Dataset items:
## START
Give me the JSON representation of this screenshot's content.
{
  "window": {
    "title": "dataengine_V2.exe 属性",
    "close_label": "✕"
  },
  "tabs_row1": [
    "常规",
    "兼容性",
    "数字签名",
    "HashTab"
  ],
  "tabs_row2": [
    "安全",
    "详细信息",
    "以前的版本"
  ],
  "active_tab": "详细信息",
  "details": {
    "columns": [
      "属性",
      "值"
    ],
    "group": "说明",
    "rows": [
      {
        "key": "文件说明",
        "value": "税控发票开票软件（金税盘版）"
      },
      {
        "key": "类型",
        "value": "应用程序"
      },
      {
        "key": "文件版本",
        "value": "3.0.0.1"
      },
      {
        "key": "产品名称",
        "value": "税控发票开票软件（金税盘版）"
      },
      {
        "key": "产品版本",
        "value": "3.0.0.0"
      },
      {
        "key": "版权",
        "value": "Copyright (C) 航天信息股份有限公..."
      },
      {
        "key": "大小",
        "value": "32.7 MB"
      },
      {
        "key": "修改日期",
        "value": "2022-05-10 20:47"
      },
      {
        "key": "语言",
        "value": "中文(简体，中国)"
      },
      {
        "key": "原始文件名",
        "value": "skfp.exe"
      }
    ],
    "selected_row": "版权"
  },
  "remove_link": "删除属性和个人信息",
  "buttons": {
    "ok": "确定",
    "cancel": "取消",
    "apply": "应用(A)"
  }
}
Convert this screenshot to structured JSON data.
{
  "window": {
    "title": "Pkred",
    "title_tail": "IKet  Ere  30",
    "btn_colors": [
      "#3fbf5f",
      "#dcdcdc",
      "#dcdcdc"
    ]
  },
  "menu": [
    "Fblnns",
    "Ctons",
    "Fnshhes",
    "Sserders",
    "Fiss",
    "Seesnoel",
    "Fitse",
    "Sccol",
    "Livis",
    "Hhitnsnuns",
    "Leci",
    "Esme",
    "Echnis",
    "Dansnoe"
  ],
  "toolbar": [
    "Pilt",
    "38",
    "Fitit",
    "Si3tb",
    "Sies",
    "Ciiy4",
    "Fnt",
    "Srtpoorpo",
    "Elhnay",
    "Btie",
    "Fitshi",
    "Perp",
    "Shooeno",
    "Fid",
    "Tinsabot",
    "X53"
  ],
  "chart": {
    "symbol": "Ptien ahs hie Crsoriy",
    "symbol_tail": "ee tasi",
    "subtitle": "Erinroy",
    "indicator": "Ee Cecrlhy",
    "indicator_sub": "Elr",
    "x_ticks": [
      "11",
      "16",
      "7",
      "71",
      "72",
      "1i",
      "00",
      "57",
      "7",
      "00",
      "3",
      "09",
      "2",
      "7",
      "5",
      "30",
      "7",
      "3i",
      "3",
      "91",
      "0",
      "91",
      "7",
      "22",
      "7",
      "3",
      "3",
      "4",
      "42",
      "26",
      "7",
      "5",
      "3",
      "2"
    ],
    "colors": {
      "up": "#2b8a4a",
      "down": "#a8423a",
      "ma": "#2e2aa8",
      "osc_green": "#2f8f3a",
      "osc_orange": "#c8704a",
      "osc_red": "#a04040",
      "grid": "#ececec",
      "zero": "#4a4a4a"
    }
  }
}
## END
## [THE EXERCISE]
Print the material once more, exactly.

## [EXPECTED ANSWER]
Give me the JSON representation of this screenshot's content.
{
  "window": {
    "title": "dataengine_V2.exe 属性",
    "close_label": "✕"
  },
  "tabs_row1": [
    "常规",
    "兼容性",
    "数字签名",
    "HashTab"
  ],
  "tabs_row2": [
    "安全",
    "详细信息",
    "以前的版本"
  ],
  "active_tab": "详细信息",
  "details": {
    "columns": [
      "属性",
      "值"
    ],
    "group": "说明",
    "rows": [
      {
        "key": "文件说明",
        "value": "税控发票开票软件（金税盘版）"
      },
      {
        "key": "类型",
        "value": "应用程序"
      },
      {
        "key": "文件版本",
        "value": "3.0.0.1"
      },
      {
        "key": "产品名称",
        "value": "税控发票开票软件（金税盘版）"
      },
      {
        "key": "产品版本",
        "value": "3.0.0.0"
      },
      {
        "key": "版权",
        "value": "Copyright (C) 航天信息股份有限公..."
      },
      {
        "key": "大小",
        "value": "32.7 MB"
      },
      {
        "key": "修改日期",
        "value": "2022-05-10 20:47"
      },
      {
        "key": "语言",
        "value": "中文(简体，中国)"
      },
      {
        "key": "原始文件名",
        "value": "skfp.exe"
      }
    ],
    "selected_row": "版权"
  },
  "remove_link": "删除属性和个人信息",
  "buttons": {
    "ok": "确定",
    "cancel": "取消",
    "apply": "应用(A)"
  }
}
Convert this screenshot to structured JSON data.
{
  "window": {
    "title": "Pkred",
    "title_tail": "IKet  Ere  30",
    "btn_colors": [
      "#3fbf5f",
      "#dcdcdc",
      "#dcdcdc"
    ]
  },
  "menu": [
    "Fblnns",
    "Ctons",
    "Fnshhes",
    "Sserders",
    "Fiss",
    "Seesnoel",
    "Fitse",
    "Sccol",
    "Livis",
    "Hhitnsnuns",
    "Leci",
    "Esme",
    "Echnis",
    "Dansnoe"
  ],
  "toolbar": [
    "Pilt",
    "38",
    "Fitit",
    "Si3tb",
    "Sies",
    "Ciiy4",
    "Fnt",
    "Srtpoorpo",
    "Elhnay",
    "Btie",
    "Fitshi",
    "Perp",
    "Shooeno",
    "Fid",
    "Tinsabot",
    "X53"
  ],
  "chart": {
    "symbol": "Ptien ahs hie Crsoriy",
    "symbol_tail": "ee tasi",
    "subtitle": "Erinroy",
    "indicator": "Ee Cecrlhy",
    "indicator_sub": "Elr",
    "x_ticks": [
      "11",
      "16",
      "7",
      "71",
      "72",
      "1i",
      "00",
      "57",
      "7",
      "00",
      "3",
      "09",
      "2",
      "7",
      "5",
      "30",
      "7",
      "3i",
      "3",
      "91",
      "0",
      "91",
      "7",
      "22",
      "7",
      "3",
      "3",
      "4",
      "42",
      "26",
      "7",
      "5",
      "3",
      "2"
    ],
    "colors": {
      "up": "#2b8a4a",
      "down": "#a8423a",
      "ma": "#2e2aa8",
      "osc_green": "#2f8f3a",
      "osc_orange": "#c8704a",
      "osc_red": "#a04040",
      "grid": "#ececec",
      "zero": "#4a4a4a"
    }
  }
}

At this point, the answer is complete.